Rewrite the items, starting at the very first one and ending at the one that contains "username[interactable] (113, 10, 213, 32)", so that "broken-heart-outline-icon" becomes "dislike-icon" and nothing else changes.

====

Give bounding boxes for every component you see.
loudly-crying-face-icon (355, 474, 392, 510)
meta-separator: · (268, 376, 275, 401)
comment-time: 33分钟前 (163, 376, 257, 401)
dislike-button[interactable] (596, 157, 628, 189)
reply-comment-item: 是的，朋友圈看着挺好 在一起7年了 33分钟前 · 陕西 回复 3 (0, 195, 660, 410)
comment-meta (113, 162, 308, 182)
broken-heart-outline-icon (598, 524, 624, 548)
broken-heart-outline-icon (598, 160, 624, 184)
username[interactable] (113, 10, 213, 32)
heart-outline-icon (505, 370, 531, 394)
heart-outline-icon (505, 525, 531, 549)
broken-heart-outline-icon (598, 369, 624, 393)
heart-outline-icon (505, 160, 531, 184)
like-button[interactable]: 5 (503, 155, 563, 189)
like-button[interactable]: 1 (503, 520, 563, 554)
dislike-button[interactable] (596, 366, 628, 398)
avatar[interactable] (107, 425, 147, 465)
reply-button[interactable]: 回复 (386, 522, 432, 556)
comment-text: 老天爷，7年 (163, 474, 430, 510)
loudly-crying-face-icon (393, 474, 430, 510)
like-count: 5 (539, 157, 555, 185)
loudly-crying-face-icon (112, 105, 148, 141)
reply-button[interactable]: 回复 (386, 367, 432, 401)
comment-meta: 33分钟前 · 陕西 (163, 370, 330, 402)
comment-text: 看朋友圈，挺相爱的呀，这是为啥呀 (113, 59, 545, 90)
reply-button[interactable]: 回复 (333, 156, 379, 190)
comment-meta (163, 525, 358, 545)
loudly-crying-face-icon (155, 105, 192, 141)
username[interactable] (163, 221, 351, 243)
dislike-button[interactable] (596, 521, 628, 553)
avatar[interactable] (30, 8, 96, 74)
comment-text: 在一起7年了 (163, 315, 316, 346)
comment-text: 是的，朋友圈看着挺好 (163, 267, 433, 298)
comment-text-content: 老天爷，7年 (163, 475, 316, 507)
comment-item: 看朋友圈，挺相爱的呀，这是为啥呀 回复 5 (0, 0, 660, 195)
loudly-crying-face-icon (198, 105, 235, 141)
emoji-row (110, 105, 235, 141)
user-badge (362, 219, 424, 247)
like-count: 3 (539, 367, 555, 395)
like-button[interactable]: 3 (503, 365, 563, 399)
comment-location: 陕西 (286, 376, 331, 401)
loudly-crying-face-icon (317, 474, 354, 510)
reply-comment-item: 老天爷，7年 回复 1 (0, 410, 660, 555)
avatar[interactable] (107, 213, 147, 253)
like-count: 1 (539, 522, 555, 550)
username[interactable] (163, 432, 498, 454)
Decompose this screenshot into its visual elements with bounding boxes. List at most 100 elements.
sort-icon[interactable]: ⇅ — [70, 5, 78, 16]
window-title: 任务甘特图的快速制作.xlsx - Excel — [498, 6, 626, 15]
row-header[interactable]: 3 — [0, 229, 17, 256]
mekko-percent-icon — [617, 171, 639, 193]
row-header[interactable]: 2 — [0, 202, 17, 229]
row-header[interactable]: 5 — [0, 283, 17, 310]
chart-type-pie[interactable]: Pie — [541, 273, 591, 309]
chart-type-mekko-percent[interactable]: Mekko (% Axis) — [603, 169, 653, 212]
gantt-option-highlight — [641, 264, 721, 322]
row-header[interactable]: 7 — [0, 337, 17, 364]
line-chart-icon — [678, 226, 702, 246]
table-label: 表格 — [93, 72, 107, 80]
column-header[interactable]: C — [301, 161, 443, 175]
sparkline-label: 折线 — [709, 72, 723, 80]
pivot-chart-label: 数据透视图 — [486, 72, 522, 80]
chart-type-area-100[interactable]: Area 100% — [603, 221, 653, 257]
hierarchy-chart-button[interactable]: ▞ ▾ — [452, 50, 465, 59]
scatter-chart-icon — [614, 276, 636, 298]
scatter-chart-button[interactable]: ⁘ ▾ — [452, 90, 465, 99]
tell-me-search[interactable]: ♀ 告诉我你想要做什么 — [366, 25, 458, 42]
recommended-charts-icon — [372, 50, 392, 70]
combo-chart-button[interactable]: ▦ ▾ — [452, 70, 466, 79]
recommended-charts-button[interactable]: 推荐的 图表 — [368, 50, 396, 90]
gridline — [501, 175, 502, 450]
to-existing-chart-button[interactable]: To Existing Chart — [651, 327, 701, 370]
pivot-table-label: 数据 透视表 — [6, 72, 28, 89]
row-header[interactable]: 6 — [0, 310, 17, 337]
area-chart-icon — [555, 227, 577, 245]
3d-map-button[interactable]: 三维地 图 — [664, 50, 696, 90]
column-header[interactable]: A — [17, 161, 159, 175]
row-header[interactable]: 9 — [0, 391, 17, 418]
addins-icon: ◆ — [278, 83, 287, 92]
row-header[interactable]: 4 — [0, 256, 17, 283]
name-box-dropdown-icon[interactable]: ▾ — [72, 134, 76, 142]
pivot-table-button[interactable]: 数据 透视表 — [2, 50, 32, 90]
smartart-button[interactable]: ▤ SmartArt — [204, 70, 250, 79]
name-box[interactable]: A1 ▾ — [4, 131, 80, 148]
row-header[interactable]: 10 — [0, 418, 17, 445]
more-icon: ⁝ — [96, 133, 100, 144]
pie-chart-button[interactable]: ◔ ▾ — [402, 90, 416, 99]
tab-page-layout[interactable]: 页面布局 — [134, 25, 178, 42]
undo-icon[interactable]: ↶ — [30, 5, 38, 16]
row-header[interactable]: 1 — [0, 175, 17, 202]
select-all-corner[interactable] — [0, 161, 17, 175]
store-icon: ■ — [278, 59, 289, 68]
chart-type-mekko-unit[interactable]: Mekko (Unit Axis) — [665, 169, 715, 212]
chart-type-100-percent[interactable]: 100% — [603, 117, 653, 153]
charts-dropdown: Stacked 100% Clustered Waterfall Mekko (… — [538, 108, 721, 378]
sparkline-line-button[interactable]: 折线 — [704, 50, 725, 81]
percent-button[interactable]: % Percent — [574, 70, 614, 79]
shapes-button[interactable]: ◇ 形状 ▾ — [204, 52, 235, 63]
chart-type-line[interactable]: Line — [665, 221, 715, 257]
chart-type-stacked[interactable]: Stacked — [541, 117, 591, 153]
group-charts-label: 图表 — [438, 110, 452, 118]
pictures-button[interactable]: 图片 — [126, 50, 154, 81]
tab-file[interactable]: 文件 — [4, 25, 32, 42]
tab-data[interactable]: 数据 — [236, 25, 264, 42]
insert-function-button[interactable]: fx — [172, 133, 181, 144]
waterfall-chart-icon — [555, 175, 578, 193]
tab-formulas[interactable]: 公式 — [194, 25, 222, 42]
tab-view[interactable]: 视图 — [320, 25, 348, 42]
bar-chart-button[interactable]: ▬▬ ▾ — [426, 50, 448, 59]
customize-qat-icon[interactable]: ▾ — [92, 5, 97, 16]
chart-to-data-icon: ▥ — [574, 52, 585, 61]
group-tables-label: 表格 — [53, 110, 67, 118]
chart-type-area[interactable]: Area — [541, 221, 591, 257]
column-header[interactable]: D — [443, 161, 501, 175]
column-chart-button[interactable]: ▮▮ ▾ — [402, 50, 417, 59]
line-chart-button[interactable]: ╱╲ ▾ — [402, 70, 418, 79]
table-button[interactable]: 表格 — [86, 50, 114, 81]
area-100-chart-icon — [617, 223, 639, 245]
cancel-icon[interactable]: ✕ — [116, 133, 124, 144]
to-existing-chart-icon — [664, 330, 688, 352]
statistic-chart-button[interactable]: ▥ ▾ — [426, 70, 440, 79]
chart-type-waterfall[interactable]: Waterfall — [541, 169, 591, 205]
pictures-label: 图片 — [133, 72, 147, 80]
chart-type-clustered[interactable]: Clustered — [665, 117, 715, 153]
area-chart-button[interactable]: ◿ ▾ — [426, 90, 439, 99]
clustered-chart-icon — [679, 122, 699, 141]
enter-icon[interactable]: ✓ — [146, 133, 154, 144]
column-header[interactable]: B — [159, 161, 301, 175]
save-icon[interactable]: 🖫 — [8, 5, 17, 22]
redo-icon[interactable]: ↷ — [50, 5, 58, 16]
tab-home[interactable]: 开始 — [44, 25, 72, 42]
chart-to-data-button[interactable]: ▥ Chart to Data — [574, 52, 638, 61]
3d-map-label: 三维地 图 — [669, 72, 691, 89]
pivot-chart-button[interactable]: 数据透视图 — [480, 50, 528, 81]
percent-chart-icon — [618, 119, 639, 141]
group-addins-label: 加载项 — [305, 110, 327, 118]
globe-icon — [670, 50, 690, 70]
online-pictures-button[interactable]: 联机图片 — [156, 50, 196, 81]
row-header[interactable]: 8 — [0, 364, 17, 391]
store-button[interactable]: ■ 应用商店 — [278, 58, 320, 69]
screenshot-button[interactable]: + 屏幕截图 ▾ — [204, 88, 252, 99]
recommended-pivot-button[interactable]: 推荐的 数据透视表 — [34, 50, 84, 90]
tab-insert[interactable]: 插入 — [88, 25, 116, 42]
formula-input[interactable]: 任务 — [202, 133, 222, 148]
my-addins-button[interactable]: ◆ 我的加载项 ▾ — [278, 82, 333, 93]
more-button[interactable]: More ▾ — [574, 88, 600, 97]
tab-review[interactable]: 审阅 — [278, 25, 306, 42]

====

- [The response]
Give bounding boxes for every component you see.
loudly-crying-face-icon (355, 474, 392, 510)
meta-separator: · (268, 376, 275, 401)
comment-time: 33分钟前 (163, 376, 257, 401)
dislike-button[interactable] (596, 157, 628, 189)
reply-comment-item: 是的，朋友圈看着挺好 在一起7年了 33分钟前 · 陕西 回复 3 (0, 195, 660, 410)
comment-meta (113, 162, 308, 182)
dislike-icon (598, 524, 624, 548)
dislike-icon (598, 160, 624, 184)
username[interactable] (113, 10, 213, 32)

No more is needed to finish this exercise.